THE PROBLEM
Work out how many lines have "coordinate" in them. Give only that number.

SUPPLIED INFORMATION
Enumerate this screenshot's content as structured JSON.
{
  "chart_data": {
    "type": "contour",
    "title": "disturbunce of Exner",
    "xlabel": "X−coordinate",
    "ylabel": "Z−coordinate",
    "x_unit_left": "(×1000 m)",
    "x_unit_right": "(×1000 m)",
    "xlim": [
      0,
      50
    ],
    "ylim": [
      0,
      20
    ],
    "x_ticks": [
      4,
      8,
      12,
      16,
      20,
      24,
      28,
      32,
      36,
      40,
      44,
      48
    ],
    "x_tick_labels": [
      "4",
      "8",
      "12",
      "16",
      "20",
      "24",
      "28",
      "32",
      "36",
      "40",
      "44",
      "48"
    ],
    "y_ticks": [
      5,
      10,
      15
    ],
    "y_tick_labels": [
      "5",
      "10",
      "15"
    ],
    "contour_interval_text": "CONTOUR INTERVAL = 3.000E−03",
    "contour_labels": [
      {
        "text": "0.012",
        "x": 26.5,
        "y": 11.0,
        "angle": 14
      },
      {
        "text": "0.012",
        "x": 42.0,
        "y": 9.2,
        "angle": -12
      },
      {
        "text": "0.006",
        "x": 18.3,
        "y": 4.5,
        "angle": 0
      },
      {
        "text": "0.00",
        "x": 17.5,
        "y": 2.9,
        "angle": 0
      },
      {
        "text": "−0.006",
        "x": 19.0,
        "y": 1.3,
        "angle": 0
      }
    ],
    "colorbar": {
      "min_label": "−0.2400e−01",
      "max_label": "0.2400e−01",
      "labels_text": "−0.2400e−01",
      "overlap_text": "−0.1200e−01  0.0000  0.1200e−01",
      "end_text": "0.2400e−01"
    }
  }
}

RESULT BELOW
2